Description of the task -
Show each line from the listing that includes the word "Почепский".

Materials provided -
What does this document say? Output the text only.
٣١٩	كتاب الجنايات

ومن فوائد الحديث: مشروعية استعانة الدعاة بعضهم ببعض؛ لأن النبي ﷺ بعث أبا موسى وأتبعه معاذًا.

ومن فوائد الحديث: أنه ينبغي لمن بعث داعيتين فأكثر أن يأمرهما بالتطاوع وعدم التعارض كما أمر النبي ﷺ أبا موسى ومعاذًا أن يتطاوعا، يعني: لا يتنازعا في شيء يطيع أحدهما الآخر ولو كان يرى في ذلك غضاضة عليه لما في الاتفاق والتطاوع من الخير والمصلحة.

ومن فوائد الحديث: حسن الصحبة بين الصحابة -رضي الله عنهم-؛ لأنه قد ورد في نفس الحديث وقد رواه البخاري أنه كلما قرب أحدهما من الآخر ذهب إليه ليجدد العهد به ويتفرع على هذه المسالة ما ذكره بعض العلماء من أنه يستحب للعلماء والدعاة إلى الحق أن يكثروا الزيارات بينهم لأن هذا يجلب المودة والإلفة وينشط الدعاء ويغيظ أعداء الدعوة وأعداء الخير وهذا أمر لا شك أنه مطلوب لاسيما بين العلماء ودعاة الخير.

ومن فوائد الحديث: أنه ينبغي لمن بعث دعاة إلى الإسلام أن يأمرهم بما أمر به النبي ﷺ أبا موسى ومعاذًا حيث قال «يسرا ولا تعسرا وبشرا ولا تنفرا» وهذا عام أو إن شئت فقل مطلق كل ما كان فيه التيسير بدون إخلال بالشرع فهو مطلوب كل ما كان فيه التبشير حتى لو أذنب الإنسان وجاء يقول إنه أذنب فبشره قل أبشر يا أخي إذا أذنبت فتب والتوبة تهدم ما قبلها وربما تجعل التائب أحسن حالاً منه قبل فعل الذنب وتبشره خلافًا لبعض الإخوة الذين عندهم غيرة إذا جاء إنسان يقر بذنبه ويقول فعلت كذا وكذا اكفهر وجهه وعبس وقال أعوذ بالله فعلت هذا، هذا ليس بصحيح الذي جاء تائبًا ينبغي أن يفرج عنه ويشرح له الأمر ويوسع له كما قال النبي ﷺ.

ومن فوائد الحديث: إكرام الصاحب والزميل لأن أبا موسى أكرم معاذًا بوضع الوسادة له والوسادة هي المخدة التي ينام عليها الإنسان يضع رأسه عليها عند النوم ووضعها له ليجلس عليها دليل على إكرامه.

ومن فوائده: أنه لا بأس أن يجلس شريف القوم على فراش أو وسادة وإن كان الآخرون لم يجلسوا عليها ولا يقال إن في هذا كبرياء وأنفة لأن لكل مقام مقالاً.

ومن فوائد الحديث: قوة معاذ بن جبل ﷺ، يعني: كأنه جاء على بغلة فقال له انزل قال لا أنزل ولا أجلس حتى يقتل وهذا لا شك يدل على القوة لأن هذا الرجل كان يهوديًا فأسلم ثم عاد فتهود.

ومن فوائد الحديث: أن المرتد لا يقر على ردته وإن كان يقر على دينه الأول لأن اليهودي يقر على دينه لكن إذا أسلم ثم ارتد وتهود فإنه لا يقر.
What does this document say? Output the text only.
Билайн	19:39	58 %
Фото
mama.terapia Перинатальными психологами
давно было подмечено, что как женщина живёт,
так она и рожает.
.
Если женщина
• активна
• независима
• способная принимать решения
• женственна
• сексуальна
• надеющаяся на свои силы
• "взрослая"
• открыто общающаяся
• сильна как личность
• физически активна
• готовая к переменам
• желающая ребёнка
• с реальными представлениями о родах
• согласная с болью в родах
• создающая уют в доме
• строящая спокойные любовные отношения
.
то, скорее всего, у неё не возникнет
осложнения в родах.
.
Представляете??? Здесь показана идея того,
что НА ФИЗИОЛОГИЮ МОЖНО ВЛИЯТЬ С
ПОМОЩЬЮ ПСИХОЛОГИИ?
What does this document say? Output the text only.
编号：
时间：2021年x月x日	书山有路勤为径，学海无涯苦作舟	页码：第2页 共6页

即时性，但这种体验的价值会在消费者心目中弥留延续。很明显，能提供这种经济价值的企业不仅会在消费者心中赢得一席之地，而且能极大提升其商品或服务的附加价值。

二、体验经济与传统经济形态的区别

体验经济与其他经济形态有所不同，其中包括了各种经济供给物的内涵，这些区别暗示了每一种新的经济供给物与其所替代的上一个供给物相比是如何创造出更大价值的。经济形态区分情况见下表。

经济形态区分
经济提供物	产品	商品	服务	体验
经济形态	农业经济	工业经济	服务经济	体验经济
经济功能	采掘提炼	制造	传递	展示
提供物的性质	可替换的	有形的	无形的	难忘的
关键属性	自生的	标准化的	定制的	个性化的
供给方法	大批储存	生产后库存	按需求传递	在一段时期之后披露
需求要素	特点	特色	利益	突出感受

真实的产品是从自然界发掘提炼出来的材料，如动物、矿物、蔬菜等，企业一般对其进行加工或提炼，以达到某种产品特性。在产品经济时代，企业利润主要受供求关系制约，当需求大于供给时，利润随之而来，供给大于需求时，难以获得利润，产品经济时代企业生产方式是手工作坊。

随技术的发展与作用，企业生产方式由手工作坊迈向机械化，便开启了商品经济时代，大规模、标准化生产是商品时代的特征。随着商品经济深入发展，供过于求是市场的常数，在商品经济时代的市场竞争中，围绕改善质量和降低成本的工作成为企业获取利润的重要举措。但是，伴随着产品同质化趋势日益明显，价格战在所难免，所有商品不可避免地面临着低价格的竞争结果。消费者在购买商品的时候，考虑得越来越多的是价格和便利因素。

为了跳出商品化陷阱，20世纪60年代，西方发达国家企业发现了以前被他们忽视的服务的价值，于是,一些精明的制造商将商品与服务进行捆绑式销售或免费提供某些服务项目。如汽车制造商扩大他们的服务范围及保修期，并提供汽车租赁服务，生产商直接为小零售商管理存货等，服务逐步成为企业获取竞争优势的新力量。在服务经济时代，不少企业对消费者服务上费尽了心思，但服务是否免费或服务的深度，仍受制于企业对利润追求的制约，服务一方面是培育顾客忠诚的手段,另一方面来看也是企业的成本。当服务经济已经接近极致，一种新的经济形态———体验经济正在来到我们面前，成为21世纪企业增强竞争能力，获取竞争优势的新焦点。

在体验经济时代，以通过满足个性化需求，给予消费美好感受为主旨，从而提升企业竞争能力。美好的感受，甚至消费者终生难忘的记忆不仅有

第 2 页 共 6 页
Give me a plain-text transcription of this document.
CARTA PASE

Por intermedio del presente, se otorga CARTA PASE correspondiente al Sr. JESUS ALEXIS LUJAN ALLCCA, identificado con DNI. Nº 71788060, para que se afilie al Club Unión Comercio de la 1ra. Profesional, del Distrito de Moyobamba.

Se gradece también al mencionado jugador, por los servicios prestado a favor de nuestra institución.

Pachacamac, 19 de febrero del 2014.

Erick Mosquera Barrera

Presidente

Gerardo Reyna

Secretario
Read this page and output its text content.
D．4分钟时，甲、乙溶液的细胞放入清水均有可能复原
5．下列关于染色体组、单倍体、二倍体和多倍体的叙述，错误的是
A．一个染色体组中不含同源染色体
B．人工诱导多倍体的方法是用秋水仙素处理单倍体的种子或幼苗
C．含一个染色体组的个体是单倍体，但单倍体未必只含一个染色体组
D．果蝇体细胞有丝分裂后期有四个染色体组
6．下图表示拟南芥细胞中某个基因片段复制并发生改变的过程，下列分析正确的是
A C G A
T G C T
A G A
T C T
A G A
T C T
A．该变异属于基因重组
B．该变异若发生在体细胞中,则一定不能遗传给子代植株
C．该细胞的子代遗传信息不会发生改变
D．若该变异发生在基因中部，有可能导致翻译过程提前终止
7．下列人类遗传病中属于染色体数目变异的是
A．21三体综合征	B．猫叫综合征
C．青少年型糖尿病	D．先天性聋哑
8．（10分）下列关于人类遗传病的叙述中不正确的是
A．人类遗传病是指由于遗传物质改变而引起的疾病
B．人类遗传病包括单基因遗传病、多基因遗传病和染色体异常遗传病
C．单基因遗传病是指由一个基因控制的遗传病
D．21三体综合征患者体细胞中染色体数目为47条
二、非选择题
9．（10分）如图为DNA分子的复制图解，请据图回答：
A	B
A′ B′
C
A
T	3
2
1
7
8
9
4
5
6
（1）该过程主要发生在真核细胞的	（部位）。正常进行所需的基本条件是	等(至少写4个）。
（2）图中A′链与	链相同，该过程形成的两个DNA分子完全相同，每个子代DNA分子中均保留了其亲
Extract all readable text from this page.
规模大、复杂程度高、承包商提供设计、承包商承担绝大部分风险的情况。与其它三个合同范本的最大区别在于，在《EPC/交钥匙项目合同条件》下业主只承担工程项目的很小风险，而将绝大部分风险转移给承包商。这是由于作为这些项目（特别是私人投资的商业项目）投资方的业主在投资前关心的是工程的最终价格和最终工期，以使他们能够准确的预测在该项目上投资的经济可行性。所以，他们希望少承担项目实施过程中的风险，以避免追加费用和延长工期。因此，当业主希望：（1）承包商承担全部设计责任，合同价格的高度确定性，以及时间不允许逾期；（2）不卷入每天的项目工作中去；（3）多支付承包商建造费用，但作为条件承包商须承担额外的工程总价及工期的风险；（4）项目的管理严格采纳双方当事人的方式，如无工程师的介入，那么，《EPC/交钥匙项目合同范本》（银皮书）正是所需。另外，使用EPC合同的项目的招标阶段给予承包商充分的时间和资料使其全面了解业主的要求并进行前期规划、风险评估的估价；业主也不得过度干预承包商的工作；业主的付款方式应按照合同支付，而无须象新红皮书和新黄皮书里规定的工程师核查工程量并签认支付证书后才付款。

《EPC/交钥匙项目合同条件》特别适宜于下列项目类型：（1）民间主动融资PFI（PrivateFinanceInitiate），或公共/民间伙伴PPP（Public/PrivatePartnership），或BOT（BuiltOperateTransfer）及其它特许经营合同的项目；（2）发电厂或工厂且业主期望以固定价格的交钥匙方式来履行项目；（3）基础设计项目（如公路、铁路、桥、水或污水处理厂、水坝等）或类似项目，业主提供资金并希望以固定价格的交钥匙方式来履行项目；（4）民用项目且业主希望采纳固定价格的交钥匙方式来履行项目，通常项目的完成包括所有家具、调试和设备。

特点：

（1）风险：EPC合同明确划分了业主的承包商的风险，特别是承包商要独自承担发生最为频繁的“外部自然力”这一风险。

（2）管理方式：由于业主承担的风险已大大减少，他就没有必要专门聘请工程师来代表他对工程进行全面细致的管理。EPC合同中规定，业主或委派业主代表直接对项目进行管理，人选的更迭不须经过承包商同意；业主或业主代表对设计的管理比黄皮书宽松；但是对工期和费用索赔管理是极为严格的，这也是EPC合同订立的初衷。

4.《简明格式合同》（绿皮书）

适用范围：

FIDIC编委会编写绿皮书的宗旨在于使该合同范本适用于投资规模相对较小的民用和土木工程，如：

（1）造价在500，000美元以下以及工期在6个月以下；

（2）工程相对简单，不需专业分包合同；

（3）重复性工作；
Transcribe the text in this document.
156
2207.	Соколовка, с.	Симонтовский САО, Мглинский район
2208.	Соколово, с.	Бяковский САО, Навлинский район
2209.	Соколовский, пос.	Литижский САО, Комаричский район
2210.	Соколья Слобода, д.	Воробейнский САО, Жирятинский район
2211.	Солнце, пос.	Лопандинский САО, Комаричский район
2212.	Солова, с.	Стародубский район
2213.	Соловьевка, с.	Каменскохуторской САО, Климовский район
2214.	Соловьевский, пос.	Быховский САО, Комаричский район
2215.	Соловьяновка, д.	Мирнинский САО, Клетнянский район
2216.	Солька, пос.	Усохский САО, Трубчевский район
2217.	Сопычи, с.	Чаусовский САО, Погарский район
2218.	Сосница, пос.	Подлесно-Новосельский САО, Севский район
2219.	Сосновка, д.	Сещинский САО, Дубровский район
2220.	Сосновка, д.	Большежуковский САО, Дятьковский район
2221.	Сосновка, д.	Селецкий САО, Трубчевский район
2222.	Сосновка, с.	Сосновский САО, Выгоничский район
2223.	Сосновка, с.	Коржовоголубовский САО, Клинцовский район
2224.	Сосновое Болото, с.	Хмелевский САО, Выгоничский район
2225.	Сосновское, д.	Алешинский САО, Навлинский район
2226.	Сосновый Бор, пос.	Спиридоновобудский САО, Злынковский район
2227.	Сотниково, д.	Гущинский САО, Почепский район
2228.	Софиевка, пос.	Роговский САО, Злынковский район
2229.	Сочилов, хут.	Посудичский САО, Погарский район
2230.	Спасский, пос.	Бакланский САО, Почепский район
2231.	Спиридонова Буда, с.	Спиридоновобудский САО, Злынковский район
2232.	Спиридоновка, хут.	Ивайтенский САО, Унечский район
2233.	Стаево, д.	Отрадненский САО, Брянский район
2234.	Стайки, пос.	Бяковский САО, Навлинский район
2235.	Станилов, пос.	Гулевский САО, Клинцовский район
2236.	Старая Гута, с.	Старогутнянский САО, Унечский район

Response -
2227.	Сотниково, д.	Гущинский САО, Почепский район
2230.	Спасский, пос.	Бакланский САО, Почепский район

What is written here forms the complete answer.